## TASK PROMPT
Wherever the word "pesto" shows up in a line, please copy that line.

## EXTRACTED RECORDS
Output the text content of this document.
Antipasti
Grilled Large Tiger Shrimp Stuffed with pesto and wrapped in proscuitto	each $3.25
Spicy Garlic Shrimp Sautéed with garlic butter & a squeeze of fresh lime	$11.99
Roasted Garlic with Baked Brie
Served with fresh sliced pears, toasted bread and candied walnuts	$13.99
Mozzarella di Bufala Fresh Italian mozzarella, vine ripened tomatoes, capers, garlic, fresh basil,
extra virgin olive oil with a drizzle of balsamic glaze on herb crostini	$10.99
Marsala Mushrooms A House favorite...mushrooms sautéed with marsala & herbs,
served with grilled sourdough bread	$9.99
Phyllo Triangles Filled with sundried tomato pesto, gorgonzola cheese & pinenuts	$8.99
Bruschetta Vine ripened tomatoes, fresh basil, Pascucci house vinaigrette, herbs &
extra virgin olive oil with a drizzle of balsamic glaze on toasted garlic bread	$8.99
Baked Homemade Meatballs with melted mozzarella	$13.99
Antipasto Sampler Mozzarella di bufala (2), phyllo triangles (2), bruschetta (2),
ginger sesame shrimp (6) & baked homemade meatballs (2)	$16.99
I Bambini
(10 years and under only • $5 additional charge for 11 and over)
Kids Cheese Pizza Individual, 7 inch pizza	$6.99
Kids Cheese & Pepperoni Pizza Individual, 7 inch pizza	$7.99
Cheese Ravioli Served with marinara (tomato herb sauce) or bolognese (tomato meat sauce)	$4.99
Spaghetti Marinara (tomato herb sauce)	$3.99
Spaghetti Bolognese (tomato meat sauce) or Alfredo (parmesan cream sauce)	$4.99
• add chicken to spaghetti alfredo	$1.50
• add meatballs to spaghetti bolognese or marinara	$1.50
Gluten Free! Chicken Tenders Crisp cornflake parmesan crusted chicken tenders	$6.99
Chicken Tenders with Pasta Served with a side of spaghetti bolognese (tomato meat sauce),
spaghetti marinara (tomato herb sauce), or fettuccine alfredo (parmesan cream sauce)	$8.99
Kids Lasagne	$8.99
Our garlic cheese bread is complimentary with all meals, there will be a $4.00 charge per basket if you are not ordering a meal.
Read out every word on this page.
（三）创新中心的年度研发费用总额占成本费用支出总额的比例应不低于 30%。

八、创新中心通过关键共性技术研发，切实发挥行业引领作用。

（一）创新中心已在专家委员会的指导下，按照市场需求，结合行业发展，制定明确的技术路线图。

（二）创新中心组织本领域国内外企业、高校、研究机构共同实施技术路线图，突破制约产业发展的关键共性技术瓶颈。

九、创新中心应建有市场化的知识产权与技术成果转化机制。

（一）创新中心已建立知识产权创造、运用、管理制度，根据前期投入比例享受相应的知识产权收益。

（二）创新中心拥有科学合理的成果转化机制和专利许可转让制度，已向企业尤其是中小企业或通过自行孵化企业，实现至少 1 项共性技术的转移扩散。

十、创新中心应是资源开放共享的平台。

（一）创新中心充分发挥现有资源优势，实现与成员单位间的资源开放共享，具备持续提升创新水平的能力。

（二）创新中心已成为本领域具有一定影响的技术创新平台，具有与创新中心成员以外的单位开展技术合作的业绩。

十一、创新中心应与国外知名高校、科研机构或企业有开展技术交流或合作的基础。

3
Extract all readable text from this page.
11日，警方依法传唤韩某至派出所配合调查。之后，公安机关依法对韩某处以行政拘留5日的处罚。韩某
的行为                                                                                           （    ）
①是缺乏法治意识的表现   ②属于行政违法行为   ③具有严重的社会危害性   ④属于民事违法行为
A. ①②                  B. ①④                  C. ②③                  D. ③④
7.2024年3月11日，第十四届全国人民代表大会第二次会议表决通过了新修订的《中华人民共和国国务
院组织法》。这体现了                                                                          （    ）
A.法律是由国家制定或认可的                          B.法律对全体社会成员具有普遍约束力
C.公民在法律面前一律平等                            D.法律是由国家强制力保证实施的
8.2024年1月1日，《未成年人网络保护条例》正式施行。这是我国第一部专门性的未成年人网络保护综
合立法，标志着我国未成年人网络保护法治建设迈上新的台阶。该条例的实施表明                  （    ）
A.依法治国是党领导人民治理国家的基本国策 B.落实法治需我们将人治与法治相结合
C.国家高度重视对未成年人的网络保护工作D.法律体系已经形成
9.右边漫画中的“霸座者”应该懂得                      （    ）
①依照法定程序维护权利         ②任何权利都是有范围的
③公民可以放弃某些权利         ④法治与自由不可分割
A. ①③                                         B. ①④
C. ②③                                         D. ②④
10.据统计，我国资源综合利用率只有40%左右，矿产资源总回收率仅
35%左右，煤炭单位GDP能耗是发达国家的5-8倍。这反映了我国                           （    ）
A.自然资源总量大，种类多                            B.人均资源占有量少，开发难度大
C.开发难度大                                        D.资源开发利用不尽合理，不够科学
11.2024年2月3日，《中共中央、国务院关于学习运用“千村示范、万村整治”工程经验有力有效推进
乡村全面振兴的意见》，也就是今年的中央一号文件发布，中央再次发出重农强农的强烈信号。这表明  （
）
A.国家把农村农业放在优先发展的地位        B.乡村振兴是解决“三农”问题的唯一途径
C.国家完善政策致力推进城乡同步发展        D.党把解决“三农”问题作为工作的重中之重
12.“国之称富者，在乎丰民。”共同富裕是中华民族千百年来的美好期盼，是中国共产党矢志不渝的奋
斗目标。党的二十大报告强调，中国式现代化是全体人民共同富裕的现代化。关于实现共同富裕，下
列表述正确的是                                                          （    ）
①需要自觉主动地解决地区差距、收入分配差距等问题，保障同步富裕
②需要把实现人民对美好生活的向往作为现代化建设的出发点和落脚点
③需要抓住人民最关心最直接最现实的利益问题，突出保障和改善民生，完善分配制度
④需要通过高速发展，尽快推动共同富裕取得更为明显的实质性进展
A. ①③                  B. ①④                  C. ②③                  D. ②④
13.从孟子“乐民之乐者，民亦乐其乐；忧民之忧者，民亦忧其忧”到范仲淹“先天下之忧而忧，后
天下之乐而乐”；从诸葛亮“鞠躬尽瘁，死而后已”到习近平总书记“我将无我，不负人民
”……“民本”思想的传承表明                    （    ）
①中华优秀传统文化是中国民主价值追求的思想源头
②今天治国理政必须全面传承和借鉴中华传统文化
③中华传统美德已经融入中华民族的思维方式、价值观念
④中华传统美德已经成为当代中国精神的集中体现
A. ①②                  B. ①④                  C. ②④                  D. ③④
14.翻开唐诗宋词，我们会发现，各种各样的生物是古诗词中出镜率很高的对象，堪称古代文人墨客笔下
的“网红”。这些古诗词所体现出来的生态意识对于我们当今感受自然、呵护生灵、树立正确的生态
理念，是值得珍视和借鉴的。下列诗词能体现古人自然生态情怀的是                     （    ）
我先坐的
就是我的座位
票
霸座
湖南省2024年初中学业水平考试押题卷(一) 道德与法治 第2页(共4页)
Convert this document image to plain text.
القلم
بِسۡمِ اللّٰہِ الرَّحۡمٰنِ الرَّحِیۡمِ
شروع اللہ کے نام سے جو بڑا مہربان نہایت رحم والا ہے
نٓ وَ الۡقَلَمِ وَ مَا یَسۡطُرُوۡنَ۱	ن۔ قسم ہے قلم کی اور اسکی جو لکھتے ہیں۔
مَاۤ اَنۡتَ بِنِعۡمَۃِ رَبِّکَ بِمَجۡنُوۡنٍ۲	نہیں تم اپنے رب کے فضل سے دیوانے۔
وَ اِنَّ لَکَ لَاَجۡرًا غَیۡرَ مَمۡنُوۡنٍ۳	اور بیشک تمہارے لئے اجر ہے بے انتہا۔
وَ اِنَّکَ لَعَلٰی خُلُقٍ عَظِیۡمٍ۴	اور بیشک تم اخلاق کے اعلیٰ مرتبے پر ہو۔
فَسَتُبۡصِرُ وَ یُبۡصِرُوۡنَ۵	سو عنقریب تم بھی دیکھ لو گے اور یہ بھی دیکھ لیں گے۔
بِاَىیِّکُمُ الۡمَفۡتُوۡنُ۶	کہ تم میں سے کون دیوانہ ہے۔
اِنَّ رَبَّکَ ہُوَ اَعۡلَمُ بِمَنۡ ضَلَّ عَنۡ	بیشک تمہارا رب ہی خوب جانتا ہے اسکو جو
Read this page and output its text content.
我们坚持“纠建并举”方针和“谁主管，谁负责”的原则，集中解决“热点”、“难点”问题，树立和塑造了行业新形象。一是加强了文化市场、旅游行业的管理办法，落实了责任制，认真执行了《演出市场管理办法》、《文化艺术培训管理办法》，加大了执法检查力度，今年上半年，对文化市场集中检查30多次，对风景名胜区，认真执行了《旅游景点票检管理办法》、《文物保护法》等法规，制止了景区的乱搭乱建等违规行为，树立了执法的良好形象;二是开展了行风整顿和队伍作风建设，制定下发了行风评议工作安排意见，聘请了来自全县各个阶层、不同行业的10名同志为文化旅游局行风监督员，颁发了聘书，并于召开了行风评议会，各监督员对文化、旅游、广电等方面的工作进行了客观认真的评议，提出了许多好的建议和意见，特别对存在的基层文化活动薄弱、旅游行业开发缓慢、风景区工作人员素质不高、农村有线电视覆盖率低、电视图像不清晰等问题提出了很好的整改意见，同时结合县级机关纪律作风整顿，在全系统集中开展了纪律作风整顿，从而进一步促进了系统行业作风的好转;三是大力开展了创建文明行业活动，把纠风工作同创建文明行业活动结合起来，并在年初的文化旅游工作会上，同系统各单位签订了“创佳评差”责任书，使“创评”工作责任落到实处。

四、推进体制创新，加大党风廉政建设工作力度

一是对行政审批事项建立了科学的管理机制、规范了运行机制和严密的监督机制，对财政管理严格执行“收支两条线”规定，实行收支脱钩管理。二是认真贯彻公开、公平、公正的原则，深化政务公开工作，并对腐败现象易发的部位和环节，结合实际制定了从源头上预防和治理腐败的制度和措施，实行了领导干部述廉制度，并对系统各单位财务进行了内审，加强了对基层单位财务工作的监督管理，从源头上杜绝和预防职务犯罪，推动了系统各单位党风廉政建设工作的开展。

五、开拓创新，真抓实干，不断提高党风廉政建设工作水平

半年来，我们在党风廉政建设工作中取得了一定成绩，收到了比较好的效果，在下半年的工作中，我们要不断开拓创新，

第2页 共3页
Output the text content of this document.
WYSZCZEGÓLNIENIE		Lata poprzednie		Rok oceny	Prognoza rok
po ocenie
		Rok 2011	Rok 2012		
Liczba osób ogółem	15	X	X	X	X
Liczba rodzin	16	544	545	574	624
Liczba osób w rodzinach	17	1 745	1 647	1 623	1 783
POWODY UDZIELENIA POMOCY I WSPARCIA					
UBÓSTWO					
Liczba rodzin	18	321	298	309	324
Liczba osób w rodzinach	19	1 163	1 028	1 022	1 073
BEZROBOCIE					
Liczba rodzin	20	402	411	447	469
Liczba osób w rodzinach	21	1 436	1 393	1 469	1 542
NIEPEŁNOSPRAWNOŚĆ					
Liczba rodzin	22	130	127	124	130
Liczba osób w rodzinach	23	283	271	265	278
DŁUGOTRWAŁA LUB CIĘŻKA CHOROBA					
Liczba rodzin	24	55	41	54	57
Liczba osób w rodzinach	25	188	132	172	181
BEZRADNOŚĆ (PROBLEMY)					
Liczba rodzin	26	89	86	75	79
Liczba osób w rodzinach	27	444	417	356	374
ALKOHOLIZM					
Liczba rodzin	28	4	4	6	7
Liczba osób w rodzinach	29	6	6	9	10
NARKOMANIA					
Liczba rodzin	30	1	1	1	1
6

## RESPONSE
Grilled Large Tiger Shrimp Stuffed with pesto and wrapped in proscuitto	each $3.25
Phyllo Triangles Filled with sundried tomato pesto, gorgonzola cheese & pinenuts	$8.99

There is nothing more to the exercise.